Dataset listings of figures
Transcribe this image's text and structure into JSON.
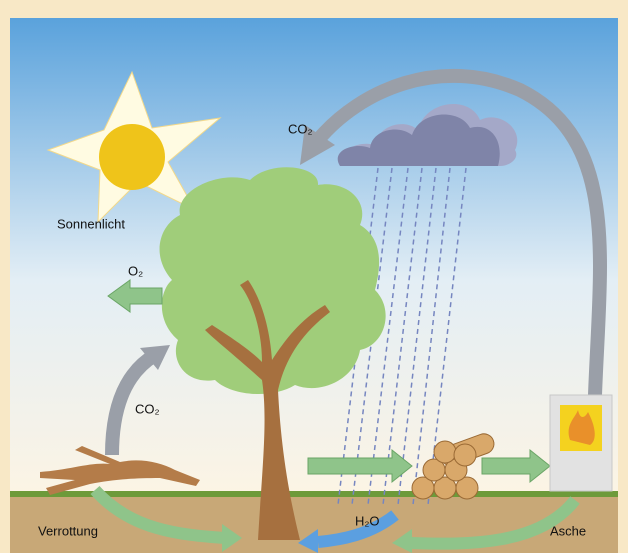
{
  "labels": {
    "co2_top": "CO₂",
    "sun": "Sonnenlicht",
    "o2": "O₂",
    "co2_left": "CO₂",
    "rot": "Verrottung",
    "h2o": "H₂O",
    "ash": "Asche"
  }
}
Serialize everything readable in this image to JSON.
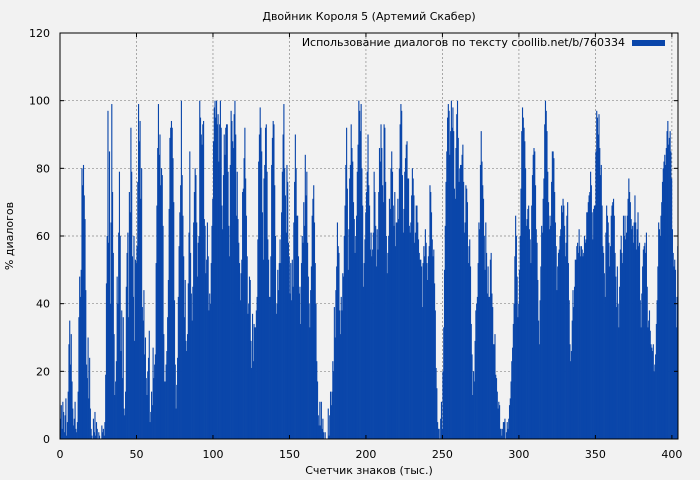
{
  "chart_data": {
    "type": "bar",
    "title": "Двойник Короля 5 (Артемий Скабер)",
    "xlabel": "Счетчик знаков (тыс.)",
    "ylabel": "% диалогов",
    "xlim": [
      0,
      404
    ],
    "ylim": [
      0,
      120
    ],
    "xticks": [
      0,
      50,
      100,
      150,
      200,
      250,
      300,
      350,
      400
    ],
    "yticks": [
      0,
      20,
      40,
      60,
      80,
      100,
      120
    ],
    "grid": true,
    "legend_position": "top-right",
    "series": [
      {
        "name": "Использование диалогов по тексту coollib.net/b/760334",
        "color": "#0a46aa",
        "x_step": 0.5,
        "values": [
          6,
          10,
          3,
          11,
          8,
          2,
          7,
          12,
          1,
          5,
          14,
          28,
          35,
          22,
          31,
          17,
          9,
          4,
          6,
          11,
          3,
          2,
          5,
          14,
          36,
          48,
          42,
          50,
          80,
          75,
          81,
          72,
          65,
          44,
          22,
          18,
          30,
          12,
          24,
          9,
          3,
          1,
          0,
          6,
          2,
          8,
          1,
          5,
          3,
          0,
          2,
          1,
          0,
          0,
          4,
          2,
          3,
          1,
          5,
          19,
          46,
          60,
          97,
          58,
          85,
          40,
          64,
          99,
          73,
          55,
          31,
          13,
          17,
          23,
          48,
          40,
          61,
          79,
          60,
          26,
          38,
          18,
          36,
          9,
          7,
          14,
          45,
          55,
          61,
          36,
          73,
          67,
          92,
          79,
          54,
          42,
          60,
          29,
          53,
          52,
          57,
          76,
          99,
          88,
          94,
          71,
          80,
          39,
          35,
          44,
          25,
          30,
          18,
          13,
          20,
          24,
          32,
          5,
          8,
          14,
          10,
          27,
          18,
          22,
          25,
          52,
          69,
          86,
          99,
          84,
          90,
          75,
          80,
          78,
          63,
          31,
          17,
          17,
          22,
          26,
          36,
          47,
          68,
          89,
          92,
          94,
          92,
          83,
          70,
          41,
          22,
          9,
          16,
          24,
          42,
          57,
          67,
          75,
          100,
          78,
          66,
          54,
          36,
          47,
          29,
          26,
          31,
          46,
          61,
          85,
          55,
          43,
          35,
          45,
          64,
          73,
          80,
          78,
          64,
          48,
          58,
          60,
          100,
          95,
          90,
          87,
          93,
          94,
          65,
          63,
          49,
          53,
          64,
          54,
          38,
          43,
          40,
          52,
          63,
          71,
          88,
          98,
          100,
          95,
          100,
          93,
          96,
          82,
          93,
          100,
          92,
          69,
          62,
          78,
          90,
          84,
          92,
          93,
          93,
          79,
          63,
          54,
          81,
          97,
          94,
          88,
          86,
          96,
          100,
          90,
          66,
          79,
          65,
          58,
          52,
          41,
          49,
          53,
          73,
          74,
          83,
          92,
          77,
          66,
          54,
          37,
          40,
          48,
          47,
          29,
          21,
          37,
          23,
          34,
          33,
          33,
          38,
          42,
          59,
          82,
          90,
          98,
          92,
          85,
          67,
          53,
          77,
          81,
          92,
          93,
          79,
          59,
          53,
          42,
          42,
          54,
          81,
          89,
          94,
          93,
          75,
          60,
          37,
          40,
          50,
          44,
          52,
          59,
          52,
          67,
          79,
          90,
          99,
          80,
          72,
          61,
          81,
          76,
          58,
          54,
          43,
          52,
          41,
          53,
          45,
          64,
          76,
          90,
          80,
          66,
          66,
          54,
          43,
          45,
          34,
          52,
          60,
          58,
          70,
          63,
          84,
          72,
          79,
          58,
          48,
          40,
          33,
          44,
          51,
          66,
          71,
          75,
          64,
          52,
          40,
          23,
          17,
          7,
          4,
          11,
          4,
          11,
          3,
          6,
          2,
          0,
          2,
          0,
          0,
          0,
          9,
          1,
          7,
          14,
          10,
          14,
          23,
          20,
          39,
          30,
          44,
          51,
          64,
          57,
          55,
          38,
          31,
          42,
          38,
          49,
          48,
          60,
          69,
          81,
          92,
          74,
          50,
          62,
          77,
          81,
          93,
          86,
          82,
          70,
          65,
          55,
          60,
          66,
          79,
          87,
          100,
          97,
          91,
          99,
          80,
          69,
          45,
          52,
          59,
          67,
          73,
          79,
          90,
          75,
          69,
          56,
          61,
          54,
          56,
          61,
          79,
          73,
          63,
          51,
          62,
          56,
          73,
          86,
          82,
          93,
          86,
          75,
          70,
          93,
          92,
          76,
          60,
          49,
          55,
          60,
          71,
          68,
          80,
          85,
          79,
          69,
          63,
          73,
          57,
          64,
          64,
          71,
          65,
          80,
          93,
          99,
          97,
          78,
          61,
          68,
          79,
          83,
          87,
          88,
          77,
          77,
          63,
          61,
          64,
          72,
          80,
          77,
          72,
          58,
          61,
          69,
          69,
          64,
          59,
          55,
          53,
          53,
          51,
          39,
          52,
          57,
          54,
          62,
          58,
          52,
          47,
          54,
          57,
          75,
          73,
          67,
          59,
          54,
          56,
          46,
          38,
          21,
          15,
          5,
          3,
          3,
          0,
          6,
          11,
          3,
          20,
          33,
          50,
          63,
          76,
          85,
          95,
          99,
          97,
          84,
          91,
          100,
          92,
          98,
          91,
          74,
          71,
          86,
          96,
          100,
          89,
          76,
          80,
          81,
          81,
          84,
          87,
          76,
          61,
          64,
          75,
          74,
          70,
          52,
          57,
          59,
          51,
          34,
          25,
          13,
          20,
          17,
          29,
          38,
          40,
          42,
          52,
          64,
          62,
          81,
          91,
          82,
          75,
          71,
          60,
          50,
          64,
          55,
          43,
          51,
          42,
          42,
          53,
          55,
          43,
          39,
          28,
          28,
          31,
          19,
          18,
          14,
          9,
          11,
          10,
          3,
          3,
          1,
          3,
          5,
          5,
          6,
          0,
          2,
          5,
          3,
          6,
          10,
          12,
          17,
          23,
          27,
          34,
          40,
          54,
          66,
          60,
          48,
          36,
          40,
          50,
          60,
          74,
          91,
          98,
          95,
          92,
          88,
          80,
          63,
          65,
          68,
          69,
          62,
          59,
          52,
          69,
          78,
          84,
          86,
          85,
          75,
          62,
          58,
          47,
          35,
          28,
          41,
          51,
          63,
          61,
          71,
          77,
          93,
          100,
          97,
          91,
          79,
          70,
          62,
          66,
          63,
          76,
          85,
          85,
          83,
          73,
          64,
          57,
          44,
          51,
          55,
          56,
          60,
          62,
          69,
          67,
          71,
          69,
          63,
          54,
          58,
          66,
          70,
          52,
          41,
          28,
          23,
          26,
          35,
          44,
          39,
          45,
          53,
          53,
          57,
          58,
          55,
          62,
          57,
          54,
          57,
          56,
          54,
          55,
          60,
          58,
          59,
          67,
          67,
          70,
          72,
          73,
          79,
          75,
          67,
          59,
          68,
          69,
          69,
          85,
          97,
          95,
          90,
          96,
          86,
          78,
          81,
          69,
          57,
          55,
          49,
          42,
          61,
          69,
          66,
          64,
          58,
          51,
          57,
          66,
          69,
          70,
          71,
          66,
          55,
          48,
          39,
          51,
          40,
          33,
          45,
          56,
          60,
          55,
          52,
          66,
          60,
          66,
          59,
          61,
          66,
          71,
          77,
          73,
          70,
          65,
          62,
          63,
          58,
          64,
          72,
          64,
          56,
          62,
          67,
          57,
          58,
          41,
          33,
          43,
          51,
          56,
          57,
          58,
          55,
          61,
          45,
          33,
          35,
          38,
          32,
          28,
          27,
          26,
          28,
          20,
          22,
          25,
          34,
          41,
          51,
          64,
          62,
          60,
          66,
          70,
          76,
          80,
          82,
          84,
          81,
          86,
          91,
          94,
          87,
          89,
          91,
          85,
          77,
          62,
          55,
          51,
          53,
          50,
          33,
          42,
          57,
          52,
          60,
          56,
          49,
          21,
          8,
          5,
          3,
          10
        ]
      }
    ]
  }
}
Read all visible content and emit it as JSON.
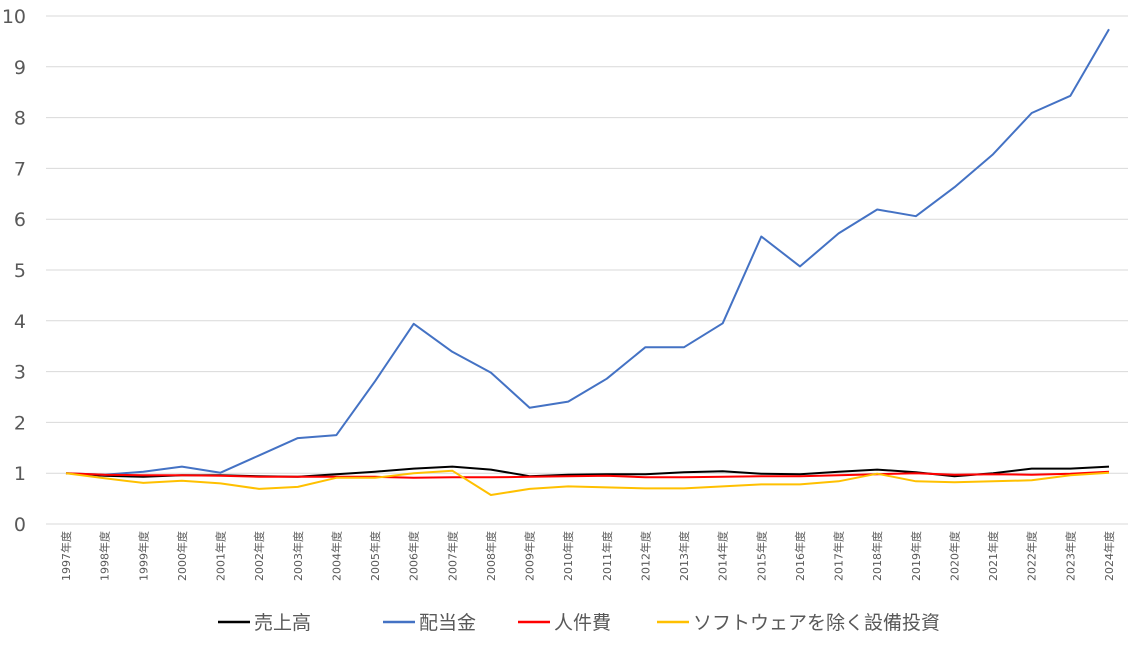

## Task instructions
Give only the count of lines in which the string "this" appears.

## Output below
2